## INSTRUCTION:
Some lines in the records below may hold the word "mouchoir"; give the number of those lines and nothing else.

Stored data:
BEGIN

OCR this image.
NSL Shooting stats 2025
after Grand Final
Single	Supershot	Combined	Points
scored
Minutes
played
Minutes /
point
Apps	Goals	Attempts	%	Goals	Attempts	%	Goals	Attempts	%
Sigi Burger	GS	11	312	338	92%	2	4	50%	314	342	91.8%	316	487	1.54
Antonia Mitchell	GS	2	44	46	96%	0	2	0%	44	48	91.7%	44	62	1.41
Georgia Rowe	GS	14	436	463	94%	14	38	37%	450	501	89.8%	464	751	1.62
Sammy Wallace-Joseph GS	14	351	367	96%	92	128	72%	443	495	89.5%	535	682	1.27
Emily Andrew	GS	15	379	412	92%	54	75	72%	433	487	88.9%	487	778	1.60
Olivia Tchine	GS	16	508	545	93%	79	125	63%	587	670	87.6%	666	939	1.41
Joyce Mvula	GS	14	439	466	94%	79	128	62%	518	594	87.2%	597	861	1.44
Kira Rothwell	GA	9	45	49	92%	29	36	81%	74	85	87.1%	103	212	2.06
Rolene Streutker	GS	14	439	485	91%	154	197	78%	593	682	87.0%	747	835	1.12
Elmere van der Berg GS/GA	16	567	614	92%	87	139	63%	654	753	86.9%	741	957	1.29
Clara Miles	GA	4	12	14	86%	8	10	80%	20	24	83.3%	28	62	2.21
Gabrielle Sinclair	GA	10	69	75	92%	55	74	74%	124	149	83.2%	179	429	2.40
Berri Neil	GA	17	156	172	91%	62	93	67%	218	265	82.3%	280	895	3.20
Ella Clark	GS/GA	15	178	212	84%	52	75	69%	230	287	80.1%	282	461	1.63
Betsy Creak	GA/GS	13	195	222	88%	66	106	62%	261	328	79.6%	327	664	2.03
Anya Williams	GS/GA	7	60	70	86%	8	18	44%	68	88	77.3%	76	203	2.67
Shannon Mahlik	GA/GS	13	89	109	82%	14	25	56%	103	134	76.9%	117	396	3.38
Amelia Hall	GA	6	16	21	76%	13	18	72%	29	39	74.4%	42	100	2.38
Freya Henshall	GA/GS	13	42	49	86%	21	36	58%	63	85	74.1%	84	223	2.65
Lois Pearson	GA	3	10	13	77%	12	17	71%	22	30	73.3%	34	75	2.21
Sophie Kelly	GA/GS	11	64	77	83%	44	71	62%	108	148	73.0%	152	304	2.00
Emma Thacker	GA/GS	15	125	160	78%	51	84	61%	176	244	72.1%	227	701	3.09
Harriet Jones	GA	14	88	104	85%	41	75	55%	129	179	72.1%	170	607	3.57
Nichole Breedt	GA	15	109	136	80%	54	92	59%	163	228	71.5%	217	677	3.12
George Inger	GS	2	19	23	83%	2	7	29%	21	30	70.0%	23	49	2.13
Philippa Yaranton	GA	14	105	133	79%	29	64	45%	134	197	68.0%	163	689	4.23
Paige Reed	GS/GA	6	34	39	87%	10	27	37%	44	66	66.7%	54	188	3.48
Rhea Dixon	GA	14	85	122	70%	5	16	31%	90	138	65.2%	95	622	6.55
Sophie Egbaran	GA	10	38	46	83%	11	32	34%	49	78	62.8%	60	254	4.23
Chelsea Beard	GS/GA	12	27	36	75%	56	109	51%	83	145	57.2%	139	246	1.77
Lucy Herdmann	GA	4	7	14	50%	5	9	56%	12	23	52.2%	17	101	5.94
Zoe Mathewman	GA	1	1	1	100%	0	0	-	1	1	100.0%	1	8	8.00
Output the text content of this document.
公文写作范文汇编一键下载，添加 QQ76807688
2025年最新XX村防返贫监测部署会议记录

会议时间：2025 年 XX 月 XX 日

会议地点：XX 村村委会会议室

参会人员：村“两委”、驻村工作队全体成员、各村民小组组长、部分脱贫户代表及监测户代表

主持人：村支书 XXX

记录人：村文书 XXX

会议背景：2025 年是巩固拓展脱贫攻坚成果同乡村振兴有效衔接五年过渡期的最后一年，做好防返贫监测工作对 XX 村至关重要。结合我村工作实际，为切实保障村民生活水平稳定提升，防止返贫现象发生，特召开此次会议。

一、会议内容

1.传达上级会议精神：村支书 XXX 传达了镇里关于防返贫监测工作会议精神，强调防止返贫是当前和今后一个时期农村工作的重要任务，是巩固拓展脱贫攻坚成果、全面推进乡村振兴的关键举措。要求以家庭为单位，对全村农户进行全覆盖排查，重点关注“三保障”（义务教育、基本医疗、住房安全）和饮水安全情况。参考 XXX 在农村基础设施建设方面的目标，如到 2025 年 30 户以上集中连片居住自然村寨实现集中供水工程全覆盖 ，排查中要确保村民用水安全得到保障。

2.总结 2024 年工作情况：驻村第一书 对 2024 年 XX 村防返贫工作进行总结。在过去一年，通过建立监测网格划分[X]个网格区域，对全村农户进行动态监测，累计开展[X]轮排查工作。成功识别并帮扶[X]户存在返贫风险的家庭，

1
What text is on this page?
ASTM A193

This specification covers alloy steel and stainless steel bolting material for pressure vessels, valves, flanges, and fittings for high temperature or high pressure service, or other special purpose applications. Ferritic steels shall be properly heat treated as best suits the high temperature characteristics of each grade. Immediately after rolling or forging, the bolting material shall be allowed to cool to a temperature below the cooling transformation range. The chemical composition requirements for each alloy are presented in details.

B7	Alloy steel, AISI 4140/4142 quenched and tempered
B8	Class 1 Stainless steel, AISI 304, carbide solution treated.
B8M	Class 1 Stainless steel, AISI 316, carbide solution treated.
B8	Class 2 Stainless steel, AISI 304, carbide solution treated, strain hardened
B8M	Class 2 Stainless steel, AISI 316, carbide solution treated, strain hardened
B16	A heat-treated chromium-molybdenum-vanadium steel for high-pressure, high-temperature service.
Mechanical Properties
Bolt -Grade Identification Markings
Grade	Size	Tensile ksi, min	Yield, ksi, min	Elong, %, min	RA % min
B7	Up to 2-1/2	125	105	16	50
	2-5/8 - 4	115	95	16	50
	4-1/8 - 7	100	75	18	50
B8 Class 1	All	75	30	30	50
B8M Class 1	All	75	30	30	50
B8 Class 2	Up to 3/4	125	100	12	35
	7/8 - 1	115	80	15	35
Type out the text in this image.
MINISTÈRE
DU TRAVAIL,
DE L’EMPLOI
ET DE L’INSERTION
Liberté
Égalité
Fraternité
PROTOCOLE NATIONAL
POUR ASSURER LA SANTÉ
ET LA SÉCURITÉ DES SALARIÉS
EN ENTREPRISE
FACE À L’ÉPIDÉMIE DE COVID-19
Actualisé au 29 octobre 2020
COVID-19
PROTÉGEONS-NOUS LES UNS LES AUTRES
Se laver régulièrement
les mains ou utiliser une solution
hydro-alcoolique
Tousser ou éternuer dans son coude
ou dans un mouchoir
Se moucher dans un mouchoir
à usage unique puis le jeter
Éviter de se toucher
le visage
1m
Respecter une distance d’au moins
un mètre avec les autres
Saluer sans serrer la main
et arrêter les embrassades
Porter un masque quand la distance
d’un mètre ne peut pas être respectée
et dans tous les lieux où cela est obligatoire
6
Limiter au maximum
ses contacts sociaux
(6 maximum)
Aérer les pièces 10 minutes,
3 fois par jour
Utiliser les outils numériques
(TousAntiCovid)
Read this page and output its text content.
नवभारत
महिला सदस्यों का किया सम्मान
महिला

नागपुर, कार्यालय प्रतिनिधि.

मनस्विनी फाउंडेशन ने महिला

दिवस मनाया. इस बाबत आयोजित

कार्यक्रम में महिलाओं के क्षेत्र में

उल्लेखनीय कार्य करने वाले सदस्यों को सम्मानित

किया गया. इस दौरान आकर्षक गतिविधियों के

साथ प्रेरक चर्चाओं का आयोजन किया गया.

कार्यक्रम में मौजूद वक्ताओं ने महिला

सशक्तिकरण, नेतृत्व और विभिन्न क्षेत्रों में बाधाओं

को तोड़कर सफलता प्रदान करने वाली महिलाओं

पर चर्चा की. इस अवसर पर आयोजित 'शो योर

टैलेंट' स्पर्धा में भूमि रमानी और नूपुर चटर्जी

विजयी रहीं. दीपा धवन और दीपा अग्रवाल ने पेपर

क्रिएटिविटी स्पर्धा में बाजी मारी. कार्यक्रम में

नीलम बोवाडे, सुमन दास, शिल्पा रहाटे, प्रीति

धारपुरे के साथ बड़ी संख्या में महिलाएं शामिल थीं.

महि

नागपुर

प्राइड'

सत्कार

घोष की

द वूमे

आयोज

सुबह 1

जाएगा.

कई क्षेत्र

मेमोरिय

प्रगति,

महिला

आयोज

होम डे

END

## WORKED ANSWER:
2